Records about charts and figures:
....

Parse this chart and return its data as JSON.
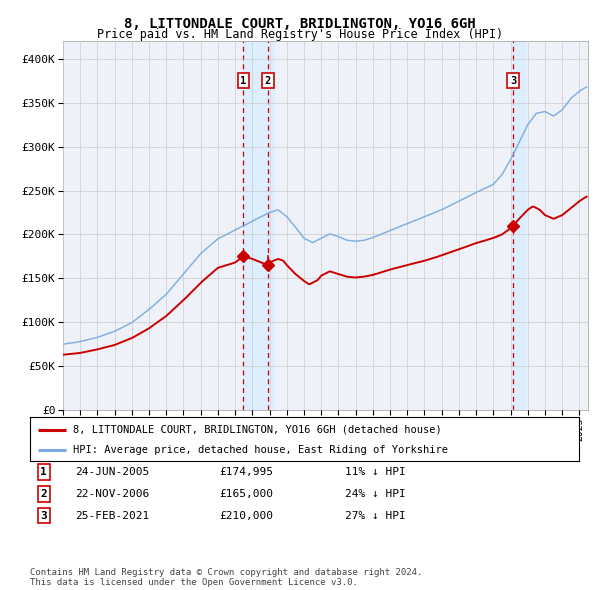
{
  "title": "8, LITTONDALE COURT, BRIDLINGTON, YO16 6GH",
  "subtitle": "Price paid vs. HM Land Registry's House Price Index (HPI)",
  "ylabel_ticks": [
    "£0",
    "£50K",
    "£100K",
    "£150K",
    "£200K",
    "£250K",
    "£300K",
    "£350K",
    "£400K"
  ],
  "ytick_values": [
    0,
    50000,
    100000,
    150000,
    200000,
    250000,
    300000,
    350000,
    400000
  ],
  "ylim": [
    0,
    420000
  ],
  "xlim_start": 1995.0,
  "xlim_end": 2025.5,
  "transaction1": {
    "date_dec": 2005.48,
    "price": 174995,
    "label": "1"
  },
  "transaction2": {
    "date_dec": 2006.9,
    "price": 165000,
    "label": "2"
  },
  "transaction3": {
    "date_dec": 2021.15,
    "price": 210000,
    "label": "3"
  },
  "legend_house": "8, LITTONDALE COURT, BRIDLINGTON, YO16 6GH (detached house)",
  "legend_hpi": "HPI: Average price, detached house, East Riding of Yorkshire",
  "table_rows": [
    {
      "num": "1",
      "date": "24-JUN-2005",
      "price": "£174,995",
      "pct": "11% ↓ HPI"
    },
    {
      "num": "2",
      "date": "22-NOV-2006",
      "price": "£165,000",
      "pct": "24% ↓ HPI"
    },
    {
      "num": "3",
      "date": "25-FEB-2021",
      "price": "£210,000",
      "pct": "27% ↓ HPI"
    }
  ],
  "footer": "Contains HM Land Registry data © Crown copyright and database right 2024.\nThis data is licensed under the Open Government Licence v3.0.",
  "house_color": "#cc0000",
  "hpi_color": "#7aaadd",
  "shade_color": "#ddeeff",
  "grid_color": "#cccccc",
  "bg_color": "#f0f4f8",
  "plot_bg_color": "#eef2f8"
}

....

» Exercise details
Skipping the pictures, transcribe each line above exactly as it appears.

» Output below
Parse this chart and return its data as JSON.
{
  "title": "8, LITTONDALE COURT, BRIDLINGTON, YO16 6GH",
  "subtitle": "Price paid vs. HM Land Registry's House Price Index (HPI)",
  "ylabel_ticks": [
    "£0",
    "£50K",
    "£100K",
    "£150K",
    "£200K",
    "£250K",
    "£300K",
    "£350K",
    "£400K"
  ],
  "ytick_values": [
    0,
    50000,
    100000,
    150000,
    200000,
    250000,
    300000,
    350000,
    400000
  ],
  "ylim": [
    0,
    420000
  ],
  "xlim_start": 1995.0,
  "xlim_end": 2025.5,
  "transaction1": {
    "date_dec": 2005.48,
    "price": 174995,
    "label": "1"
  },
  "transaction2": {
    "date_dec": 2006.9,
    "price": 165000,
    "label": "2"
  },
  "transaction3": {
    "date_dec": 2021.15,
    "price": 210000,
    "label": "3"
  },
  "legend_house": "8, LITTONDALE COURT, BRIDLINGTON, YO16 6GH (detached house)",
  "legend_hpi": "HPI: Average price, detached house, East Riding of Yorkshire",
  "table_rows": [
    {
      "num": "1",
      "date": "24-JUN-2005",
      "price": "£174,995",
      "pct": "11% ↓ HPI"
    },
    {
      "num": "2",
      "date": "22-NOV-2006",
      "price": "£165,000",
      "pct": "24% ↓ HPI"
    },
    {
      "num": "3",
      "date": "25-FEB-2021",
      "price": "£210,000",
      "pct": "27% ↓ HPI"
    }
  ],
  "footer": "Contains HM Land Registry data © Crown copyright and database right 2024.\nThis data is licensed under the Open Government Licence v3.0.",
  "house_color": "#cc0000",
  "hpi_color": "#7aaadd",
  "shade_color": "#ddeeff",
  "grid_color": "#cccccc",
  "bg_color": "#f0f4f8",
  "plot_bg_color": "#eef2f8"
}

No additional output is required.